# INSTRUCTIONS TO FOLLOW
What follows is a block of records; reproduce all of it verbatim.

— START ITEMS —

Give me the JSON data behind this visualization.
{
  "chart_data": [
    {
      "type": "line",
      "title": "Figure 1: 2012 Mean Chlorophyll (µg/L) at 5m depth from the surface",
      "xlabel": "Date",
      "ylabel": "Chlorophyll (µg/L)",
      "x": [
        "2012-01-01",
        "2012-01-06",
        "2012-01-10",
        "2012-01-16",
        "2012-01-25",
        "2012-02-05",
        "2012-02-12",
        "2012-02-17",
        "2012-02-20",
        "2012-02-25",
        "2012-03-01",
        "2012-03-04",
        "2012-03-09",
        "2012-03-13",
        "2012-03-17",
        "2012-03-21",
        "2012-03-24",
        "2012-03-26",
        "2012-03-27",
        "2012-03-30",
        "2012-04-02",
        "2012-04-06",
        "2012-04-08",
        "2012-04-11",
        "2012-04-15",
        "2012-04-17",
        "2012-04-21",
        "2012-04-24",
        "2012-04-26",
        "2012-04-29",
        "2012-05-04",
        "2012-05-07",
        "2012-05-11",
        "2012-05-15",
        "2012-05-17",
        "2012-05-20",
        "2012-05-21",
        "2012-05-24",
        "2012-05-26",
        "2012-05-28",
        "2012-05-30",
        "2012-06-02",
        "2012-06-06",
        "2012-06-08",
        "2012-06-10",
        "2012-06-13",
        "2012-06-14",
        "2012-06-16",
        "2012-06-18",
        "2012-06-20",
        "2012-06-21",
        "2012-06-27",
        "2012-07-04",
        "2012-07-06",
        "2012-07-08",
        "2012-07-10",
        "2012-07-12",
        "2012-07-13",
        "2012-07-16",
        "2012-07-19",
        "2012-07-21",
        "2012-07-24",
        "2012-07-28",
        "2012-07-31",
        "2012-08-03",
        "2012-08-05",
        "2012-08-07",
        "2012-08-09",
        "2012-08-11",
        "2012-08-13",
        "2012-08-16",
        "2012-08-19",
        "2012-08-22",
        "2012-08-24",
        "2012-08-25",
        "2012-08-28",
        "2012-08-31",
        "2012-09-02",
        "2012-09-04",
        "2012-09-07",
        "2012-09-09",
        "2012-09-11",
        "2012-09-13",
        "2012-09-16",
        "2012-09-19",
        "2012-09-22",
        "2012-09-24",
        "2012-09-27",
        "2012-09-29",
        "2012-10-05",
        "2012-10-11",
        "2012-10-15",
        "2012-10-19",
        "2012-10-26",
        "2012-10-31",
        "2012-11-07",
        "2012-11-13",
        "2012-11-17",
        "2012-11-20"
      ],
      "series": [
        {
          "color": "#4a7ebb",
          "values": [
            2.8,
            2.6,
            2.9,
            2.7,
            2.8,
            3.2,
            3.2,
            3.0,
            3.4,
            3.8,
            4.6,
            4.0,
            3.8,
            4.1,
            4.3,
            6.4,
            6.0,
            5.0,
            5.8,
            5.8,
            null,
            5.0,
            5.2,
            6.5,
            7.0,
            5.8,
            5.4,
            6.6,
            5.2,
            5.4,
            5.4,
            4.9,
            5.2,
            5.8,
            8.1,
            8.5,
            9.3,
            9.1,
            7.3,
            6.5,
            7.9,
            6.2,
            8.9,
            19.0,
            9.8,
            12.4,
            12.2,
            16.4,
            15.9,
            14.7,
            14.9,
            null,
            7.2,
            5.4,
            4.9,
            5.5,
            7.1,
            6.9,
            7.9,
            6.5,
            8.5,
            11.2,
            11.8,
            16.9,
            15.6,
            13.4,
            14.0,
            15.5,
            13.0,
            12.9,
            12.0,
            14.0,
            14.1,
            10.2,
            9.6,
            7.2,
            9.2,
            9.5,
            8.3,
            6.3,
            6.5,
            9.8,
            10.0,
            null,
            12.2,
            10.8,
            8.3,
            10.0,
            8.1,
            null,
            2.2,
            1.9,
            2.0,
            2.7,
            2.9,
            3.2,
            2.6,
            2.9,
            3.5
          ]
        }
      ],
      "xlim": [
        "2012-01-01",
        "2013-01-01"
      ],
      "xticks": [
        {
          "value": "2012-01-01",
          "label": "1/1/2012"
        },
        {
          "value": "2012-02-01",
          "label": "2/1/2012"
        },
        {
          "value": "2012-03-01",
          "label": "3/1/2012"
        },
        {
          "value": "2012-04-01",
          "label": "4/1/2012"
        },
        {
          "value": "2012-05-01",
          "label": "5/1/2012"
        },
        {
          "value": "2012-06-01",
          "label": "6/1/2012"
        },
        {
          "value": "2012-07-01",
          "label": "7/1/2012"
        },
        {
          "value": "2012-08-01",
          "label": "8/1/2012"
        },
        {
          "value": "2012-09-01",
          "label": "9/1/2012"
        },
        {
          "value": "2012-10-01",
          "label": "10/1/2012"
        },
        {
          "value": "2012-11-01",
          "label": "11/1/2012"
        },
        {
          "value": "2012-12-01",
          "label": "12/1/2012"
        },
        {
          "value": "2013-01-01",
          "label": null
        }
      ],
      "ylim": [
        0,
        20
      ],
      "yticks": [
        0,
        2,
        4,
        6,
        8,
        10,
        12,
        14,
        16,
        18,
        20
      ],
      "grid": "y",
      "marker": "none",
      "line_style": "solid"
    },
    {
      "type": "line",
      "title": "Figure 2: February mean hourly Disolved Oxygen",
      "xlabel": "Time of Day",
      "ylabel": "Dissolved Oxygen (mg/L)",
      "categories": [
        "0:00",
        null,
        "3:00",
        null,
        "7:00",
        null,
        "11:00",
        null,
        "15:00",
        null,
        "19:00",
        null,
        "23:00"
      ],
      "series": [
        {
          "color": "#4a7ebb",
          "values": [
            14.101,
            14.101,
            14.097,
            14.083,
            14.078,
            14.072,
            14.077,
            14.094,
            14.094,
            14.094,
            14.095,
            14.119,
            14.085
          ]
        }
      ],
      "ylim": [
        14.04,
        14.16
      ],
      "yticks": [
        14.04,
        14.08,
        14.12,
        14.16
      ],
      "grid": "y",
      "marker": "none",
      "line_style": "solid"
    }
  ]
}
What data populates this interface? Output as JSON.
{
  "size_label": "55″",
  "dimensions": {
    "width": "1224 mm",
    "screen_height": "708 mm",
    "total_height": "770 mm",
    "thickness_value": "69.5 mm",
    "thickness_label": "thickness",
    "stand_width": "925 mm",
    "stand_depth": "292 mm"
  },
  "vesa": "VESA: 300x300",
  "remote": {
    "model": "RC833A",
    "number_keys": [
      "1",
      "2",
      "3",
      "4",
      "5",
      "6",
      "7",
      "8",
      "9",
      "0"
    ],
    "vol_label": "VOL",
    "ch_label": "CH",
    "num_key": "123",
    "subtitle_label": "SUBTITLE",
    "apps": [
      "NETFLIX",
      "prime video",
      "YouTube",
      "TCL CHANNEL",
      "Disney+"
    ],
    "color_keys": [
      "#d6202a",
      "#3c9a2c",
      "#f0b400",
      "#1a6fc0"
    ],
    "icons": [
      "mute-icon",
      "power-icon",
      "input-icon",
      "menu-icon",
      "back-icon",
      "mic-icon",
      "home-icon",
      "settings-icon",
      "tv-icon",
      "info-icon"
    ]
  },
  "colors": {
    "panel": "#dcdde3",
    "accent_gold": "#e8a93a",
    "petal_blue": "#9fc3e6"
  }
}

— END ITEMS —

# OUTPUT FOR THIS EXERCISE
Give me the JSON data behind this visualization.
{
  "chart_data": [
    {
      "type": "line",
      "title": "Figure 1: 2012 Mean Chlorophyll (µg/L) at 5m depth from the surface",
      "xlabel": "Date",
      "ylabel": "Chlorophyll (µg/L)",
      "x": [
        "2012-01-01",
        "2012-01-06",
        "2012-01-10",
        "2012-01-16",
        "2012-01-25",
        "2012-02-05",
        "2012-02-12",
        "2012-02-17",
        "2012-02-20",
        "2012-02-25",
        "2012-03-01",
        "2012-03-04",
        "2012-03-09",
        "2012-03-13",
        "2012-03-17",
        "2012-03-21",
        "2012-03-24",
        "2012-03-26",
        "2012-03-27",
        "2012-03-30",
        "2012-04-02",
        "2012-04-06",
        "2012-04-08",
        "2012-04-11",
        "2012-04-15",
        "2012-04-17",
        "2012-04-21",
        "2012-04-24",
        "2012-04-26",
        "2012-04-29",
        "2012-05-04",
        "2012-05-07",
        "2012-05-11",
        "2012-05-15",
        "2012-05-17",
        "2012-05-20",
        "2012-05-21",
        "2012-05-24",
        "2012-05-26",
        "2012-05-28",
        "2012-05-30",
        "2012-06-02",
        "2012-06-06",
        "2012-06-08",
        "2012-06-10",
        "2012-06-13",
        "2012-06-14",
        "2012-06-16",
        "2012-06-18",
        "2012-06-20",
        "2012-06-21",
        "2012-06-27",
        "2012-07-04",
        "2012-07-06",
        "2012-07-08",
        "2012-07-10",
        "2012-07-12",
        "2012-07-13",
        "2012-07-16",
        "2012-07-19",
        "2012-07-21",
        "2012-07-24",
        "2012-07-28",
        "2012-07-31",
        "2012-08-03",
        "2012-08-05",
        "2012-08-07",
        "2012-08-09",
        "2012-08-11",
        "2012-08-13",
        "2012-08-16",
        "2012-08-19",
        "2012-08-22",
        "2012-08-24",
        "2012-08-25",
        "2012-08-28",
        "2012-08-31",
        "2012-09-02",
        "2012-09-04",
        "2012-09-07",
        "2012-09-09",
        "2012-09-11",
        "2012-09-13",
        "2012-09-16",
        "2012-09-19",
        "2012-09-22",
        "2012-09-24",
        "2012-09-27",
        "2012-09-29",
        "2012-10-05",
        "2012-10-11",
        "2012-10-15",
        "2012-10-19",
        "2012-10-26",
        "2012-10-31",
        "2012-11-07",
        "2012-11-13",
        "2012-11-17",
        "2012-11-20"
      ],
      "series": [
        {
          "color": "#4a7ebb",
          "values": [
            2.8,
            2.6,
            2.9,
            2.7,
            2.8,
            3.2,
            3.2,
            3.0,
            3.4,
            3.8,
            4.6,
            4.0,
            3.8,
            4.1,
            4.3,
            6.4,
            6.0,
            5.0,
            5.8,
            5.8,
            null,
            5.0,
            5.2,
            6.5,
            7.0,
            5.8,
            5.4,
            6.6,
            5.2,
            5.4,
            5.4,
            4.9,
            5.2,
            5.8,
            8.1,
            8.5,
            9.3,
            9.1,
            7.3,
            6.5,
            7.9,
            6.2,
            8.9,
            19.0,
            9.8,
            12.4,
            12.2,
            16.4,
            15.9,
            14.7,
            14.9,
            null,
            7.2,
            5.4,
            4.9,
            5.5,
            7.1,
            6.9,
            7.9,
            6.5,
            8.5,
            11.2,
            11.8,
            16.9,
            15.6,
            13.4,
            14.0,
            15.5,
            13.0,
            12.9,
            12.0,
            14.0,
            14.1,
            10.2,
            9.6,
            7.2,
            9.2,
            9.5,
            8.3,
            6.3,
            6.5,
            9.8,
            10.0,
            null,
            12.2,
            10.8,
            8.3,
            10.0,
            8.1,
            null,
            2.2,
            1.9,
            2.0,
            2.7,
            2.9,
            3.2,
            2.6,
            2.9,
            3.5
          ]
        }
      ],
      "xlim": [
        "2012-01-01",
        "2013-01-01"
      ],
      "xticks": [
        {
          "value": "2012-01-01",
          "label": "1/1/2012"
        },
        {
          "value": "2012-02-01",
          "label": "2/1/2012"
        },
        {
          "value": "2012-03-01",
          "label": "3/1/2012"
        },
        {
          "value": "2012-04-01",
          "label": "4/1/2012"
        },
        {
          "value": "2012-05-01",
          "label": "5/1/2012"
        },
        {
          "value": "2012-06-01",
          "label": "6/1/2012"
        },
        {
          "value": "2012-07-01",
          "label": "7/1/2012"
        },
        {
          "value": "2012-08-01",
          "label": "8/1/2012"
        },
        {
          "value": "2012-09-01",
          "label": "9/1/2012"
        },
        {
          "value": "2012-10-01",
          "label": "10/1/2012"
        },
        {
          "value": "2012-11-01",
          "label": "11/1/2012"
        },
        {
          "value": "2012-12-01",
          "label": "12/1/2012"
        },
        {
          "value": "2013-01-01",
          "label": null
        }
      ],
      "ylim": [
        0,
        20
      ],
      "yticks": [
        0,
        2,
        4,
        6,
        8,
        10,
        12,
        14,
        16,
        18,
        20
      ],
      "grid": "y",
      "marker": "none",
      "line_style": "solid"
    },
    {
      "type": "line",
      "title": "Figure 2: February mean hourly Disolved Oxygen",
      "xlabel": "Time of Day",
      "ylabel": "Dissolved Oxygen (mg/L)",
      "categories": [
        "0:00",
        null,
        "3:00",
        null,
        "7:00",
        null,
        "11:00",
        null,
        "15:00",
        null,
        "19:00",
        null,
        "23:00"
      ],
      "series": [
        {
          "color": "#4a7ebb",
          "values": [
            14.101,
            14.101,
            14.097,
            14.083,
            14.078,
            14.072,
            14.077,
            14.094,
            14.094,
            14.094,
            14.095,
            14.119,
            14.085
          ]
        }
      ],
      "ylim": [
        14.04,
        14.16
      ],
      "yticks": [
        14.04,
        14.08,
        14.12,
        14.16
      ],
      "grid": "y",
      "marker": "none",
      "line_style": "solid"
    }
  ]
}
What data populates this interface? Output as JSON.
{
  "size_label": "55″",
  "dimensions": {
    "width": "1224 mm",
    "screen_height": "708 mm",
    "total_height": "770 mm",
    "thickness_value": "69.5 mm",
    "thickness_label": "thickness",
    "stand_width": "925 mm",
    "stand_depth": "292 mm"
  },
  "vesa": "VESA: 300x300",
  "remote": {
    "model": "RC833A",
    "number_keys": [
      "1",
      "2",
      "3",
      "4",
      "5",
      "6",
      "7",
      "8",
      "9",
      "0"
    ],
    "vol_label": "VOL",
    "ch_label": "CH",
    "num_key": "123",
    "subtitle_label": "SUBTITLE",
    "apps": [
      "NETFLIX",
      "prime video",
      "YouTube",
      "TCL CHANNEL",
      "Disney+"
    ],
    "color_keys": [
      "#d6202a",
      "#3c9a2c",
      "#f0b400",
      "#1a6fc0"
    ],
    "icons": [
      "mute-icon",
      "power-icon",
      "input-icon",
      "menu-icon",
      "back-icon",
      "mic-icon",
      "home-icon",
      "settings-icon",
      "tv-icon",
      "info-icon"
    ]
  },
  "colors": {
    "panel": "#dcdde3",
    "accent_gold": "#e8a93a",
    "petal_blue": "#9fc3e6"
  }
}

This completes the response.